## How to complete this task
Report each line of the data that includes the word "Center".

--- START ---

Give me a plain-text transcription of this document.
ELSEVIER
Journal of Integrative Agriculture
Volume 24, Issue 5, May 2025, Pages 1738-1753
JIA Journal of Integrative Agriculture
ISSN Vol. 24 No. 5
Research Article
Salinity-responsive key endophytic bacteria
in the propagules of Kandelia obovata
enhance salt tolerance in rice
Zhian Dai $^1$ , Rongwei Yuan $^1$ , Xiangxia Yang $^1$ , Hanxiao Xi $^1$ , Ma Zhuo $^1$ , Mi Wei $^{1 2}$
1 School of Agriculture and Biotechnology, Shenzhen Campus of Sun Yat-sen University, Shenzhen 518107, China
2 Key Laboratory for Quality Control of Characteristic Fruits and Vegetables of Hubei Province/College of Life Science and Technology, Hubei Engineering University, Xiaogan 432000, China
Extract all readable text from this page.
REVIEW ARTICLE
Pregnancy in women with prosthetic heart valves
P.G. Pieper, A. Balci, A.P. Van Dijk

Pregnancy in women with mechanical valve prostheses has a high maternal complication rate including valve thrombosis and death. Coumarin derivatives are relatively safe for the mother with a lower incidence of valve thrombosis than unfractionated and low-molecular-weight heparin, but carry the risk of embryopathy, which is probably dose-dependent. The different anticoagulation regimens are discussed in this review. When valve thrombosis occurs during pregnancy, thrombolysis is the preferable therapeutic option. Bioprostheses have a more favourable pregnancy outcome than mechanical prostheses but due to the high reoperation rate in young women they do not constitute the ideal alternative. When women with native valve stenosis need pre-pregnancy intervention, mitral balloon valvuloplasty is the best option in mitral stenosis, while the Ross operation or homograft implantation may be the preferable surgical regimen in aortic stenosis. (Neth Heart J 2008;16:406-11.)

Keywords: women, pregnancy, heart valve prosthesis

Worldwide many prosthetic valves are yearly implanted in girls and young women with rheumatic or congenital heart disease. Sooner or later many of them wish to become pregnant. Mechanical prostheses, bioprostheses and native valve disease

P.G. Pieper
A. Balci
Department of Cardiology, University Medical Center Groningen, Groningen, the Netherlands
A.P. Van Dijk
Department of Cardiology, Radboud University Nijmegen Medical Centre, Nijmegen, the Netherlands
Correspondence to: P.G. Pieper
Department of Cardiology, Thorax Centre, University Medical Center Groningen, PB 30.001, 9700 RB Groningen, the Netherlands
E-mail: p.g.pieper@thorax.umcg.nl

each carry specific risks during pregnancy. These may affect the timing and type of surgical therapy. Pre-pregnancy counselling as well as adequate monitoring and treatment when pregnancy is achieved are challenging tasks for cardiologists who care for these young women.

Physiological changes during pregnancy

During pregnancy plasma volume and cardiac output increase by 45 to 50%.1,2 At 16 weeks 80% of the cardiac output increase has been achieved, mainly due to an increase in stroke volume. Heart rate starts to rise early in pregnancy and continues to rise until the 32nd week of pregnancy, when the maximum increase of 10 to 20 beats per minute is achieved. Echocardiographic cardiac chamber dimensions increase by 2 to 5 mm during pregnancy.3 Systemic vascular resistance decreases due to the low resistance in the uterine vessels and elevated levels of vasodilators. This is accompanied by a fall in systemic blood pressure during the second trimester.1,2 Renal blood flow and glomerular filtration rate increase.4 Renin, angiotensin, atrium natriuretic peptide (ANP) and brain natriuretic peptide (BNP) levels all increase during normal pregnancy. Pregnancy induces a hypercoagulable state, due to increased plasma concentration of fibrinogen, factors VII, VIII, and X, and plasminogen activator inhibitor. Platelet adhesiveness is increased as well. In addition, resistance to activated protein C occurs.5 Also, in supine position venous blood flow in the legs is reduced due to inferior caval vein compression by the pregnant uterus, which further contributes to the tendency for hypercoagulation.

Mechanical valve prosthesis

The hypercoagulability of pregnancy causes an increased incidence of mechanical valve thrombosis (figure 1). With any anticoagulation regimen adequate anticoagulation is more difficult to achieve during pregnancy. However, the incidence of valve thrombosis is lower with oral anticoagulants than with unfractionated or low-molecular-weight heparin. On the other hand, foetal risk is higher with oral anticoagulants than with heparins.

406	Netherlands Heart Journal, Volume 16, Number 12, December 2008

--- END ---

## Solution below
Department of Cardiology, University Medical Center Groningen, Groningen, the Netherlands
Department of Cardiology, Thorax Centre, University Medical Center Groningen, PB 30.001, 9700 RB Groningen, the Netherlands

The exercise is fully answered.